(A run of records)
===

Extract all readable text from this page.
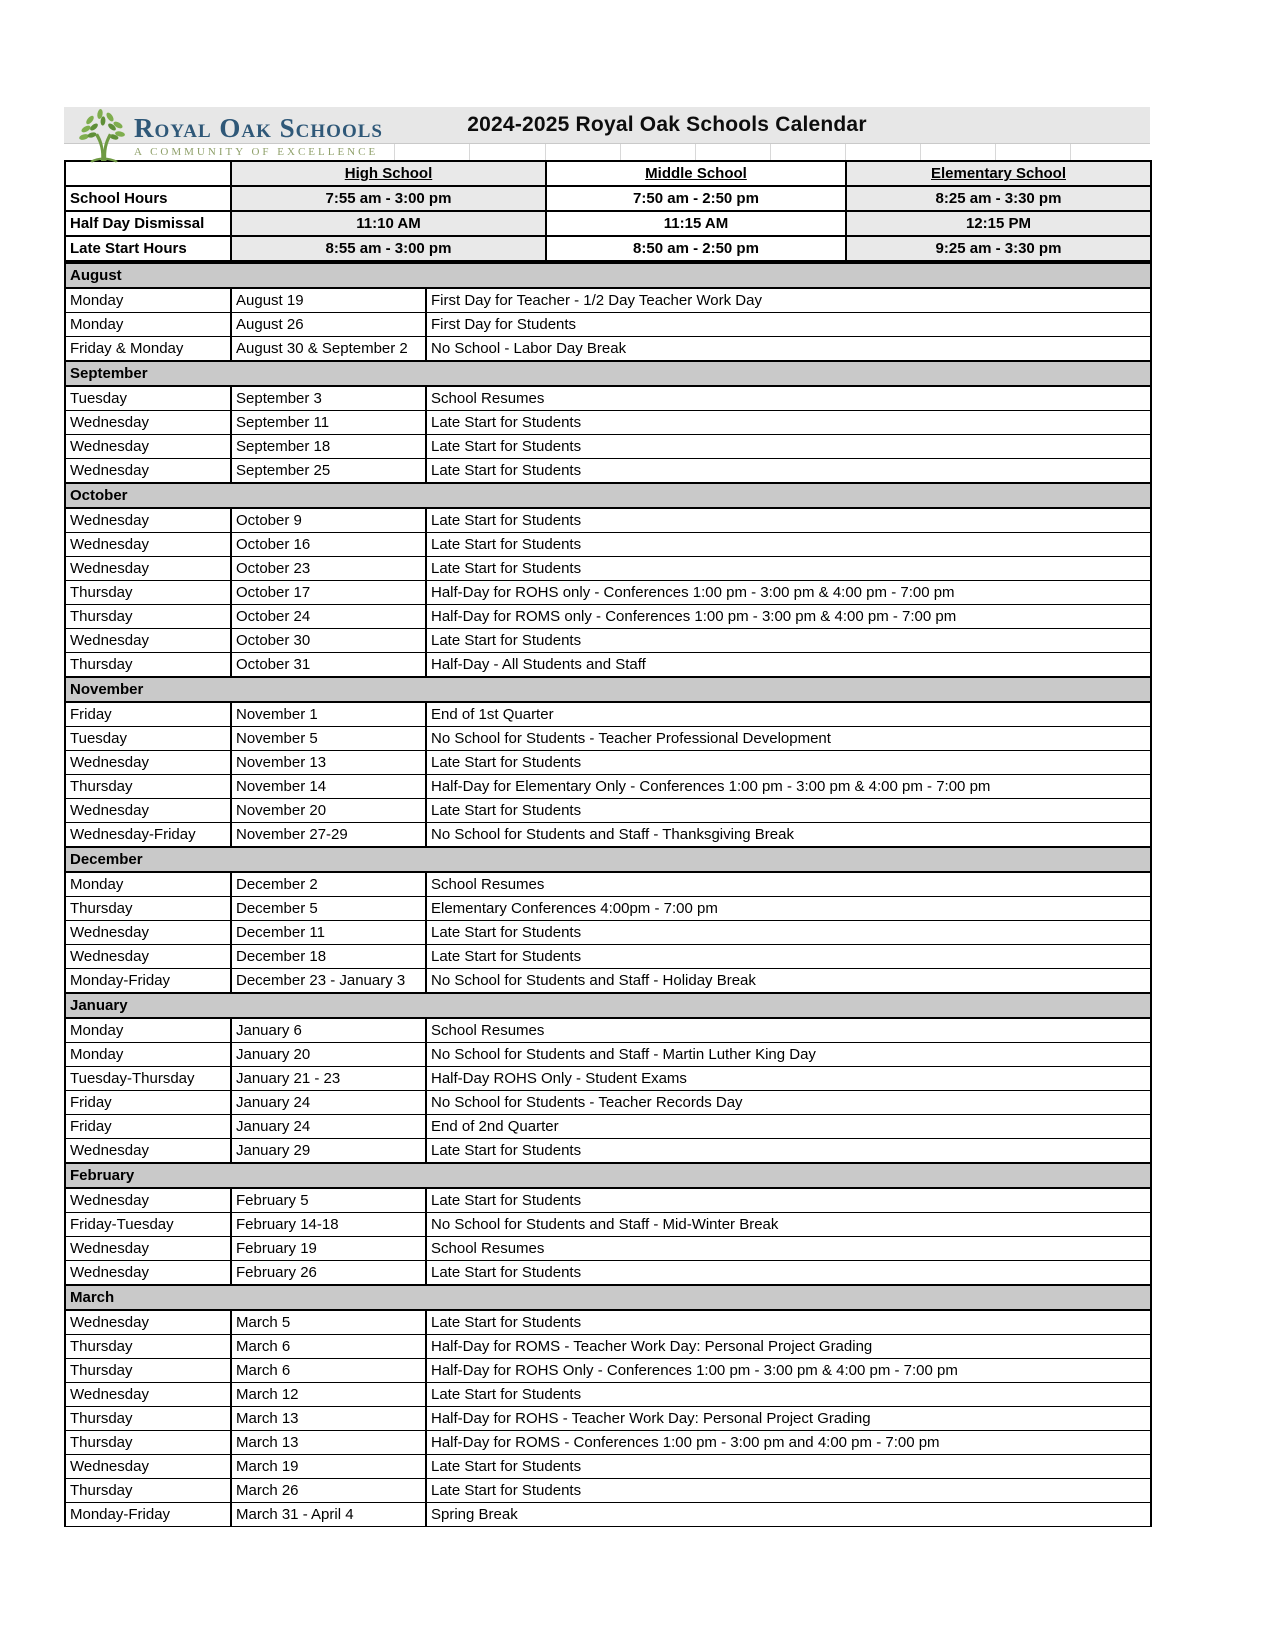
2024-2025 Royal Oak Schools Calendar
Royal Oak Schools
A COMMUNITY OF EXCELLENCE
	High School	Middle School	Elementary School
School Hours	7:55 am - 3:00 pm	7:50 am - 2:50 pm	8:25 am - 3:30 pm
Half Day Dismissal	11:10 AM	11:15 AM	12:15 PM
Late Start Hours	8:55 am - 3:00 pm	8:50 am - 2:50 pm	9:25 am - 3:30 pm
August		
Monday	August 19	First Day for Teacher - 1/2 Day Teacher Work Day
Monday	August 26	First Day for Students
Friday & Monday	August 30 & September 2	No School - Labor Day Break
September		
Tuesday	September 3	School Resumes
Wednesday	September 11	Late Start for Students
Wednesday	September 18	Late Start for Students
Wednesday	September 25	Late Start for Students
October		
Wednesday	October 9	Late Start for Students
Wednesday	October 16	Late Start for Students
Wednesday	October 23	Late Start for Students
Thursday	October 17	Half-Day for ROHS only - Conferences 1:00 pm - 3:00 pm & 4:00 pm - 7:00 pm
Thursday	October 24	Half-Day for ROMS only - Conferences 1:00 pm - 3:00 pm & 4:00 pm - 7:00 pm
Wednesday	October 30	Late Start for Students
Thursday	October 31	Half-Day - All Students and Staff
November		
Friday	November 1	End of 1st Quarter
Tuesday	November 5	No School for Students - Teacher Professional Development
Wednesday	November 13	Late Start for Students
Thursday	November 14	Half-Day for Elementary Only - Conferences 1:00 pm - 3:00 pm & 4:00 pm - 7:00 pm
Wednesday	November 20	Late Start for Students
Wednesday-Friday	November 27-29	No School for Students and Staff - Thanksgiving Break
December		
Monday	December 2	School Resumes
Thursday	December 5	Elementary Conferences 4:00pm - 7:00 pm
Wednesday	December 11	Late Start for Students
Wednesday	December 18	Late Start for Students
Monday-Friday	December 23 - January 3	No School for Students and Staff - Holiday Break
January		
Monday	January 6	School Resumes
Monday	January 20	No School for Students and Staff - Martin Luther King Day
Tuesday-Thursday	January 21 - 23	Half-Day ROHS Only - Student Exams
Friday	January 24	No School for Students - Teacher Records Day
Friday	January 24	End of 2nd Quarter
Wednesday	January 29	Late Start for Students
February		
Wednesday	February 5	Late Start for Students
Friday-Tuesday	February 14-18	No School for Students and Staff - Mid-Winter Break
Wednesday	February 19	School Resumes
Wednesday	February 26	Late Start for Students
March		
Wednesday	March 5	Late Start for Students
Thursday	March 6	Half-Day for ROMS - Teacher Work Day: Personal Project Grading
Thursday	March 6	Half-Day for ROHS Only - Conferences 1:00 pm - 3:00 pm & 4:00 pm - 7:00 pm
Wednesday	March 12	Late Start for Students
Thursday	March 13	Half-Day for ROHS - Teacher Work Day: Personal Project Grading
Thursday	March 13	Half-Day for ROMS - Conferences 1:00 pm - 3:00 pm and 4:00 pm - 7:00 pm
Wednesday	March 19	Late Start for Students
Thursday	March 26	Late Start for Students
Monday-Friday	March 31 - April 4	Spring Break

===

Directions for this task
Pick out the lines containing the word "August" and show them.

Output below
August		
Monday	August 19	First Day for Teacher - 1/2 Day Teacher Work Day
Monday	August 26	First Day for Students
Friday & Monday	August 30 & September 2	No School - Labor Day Break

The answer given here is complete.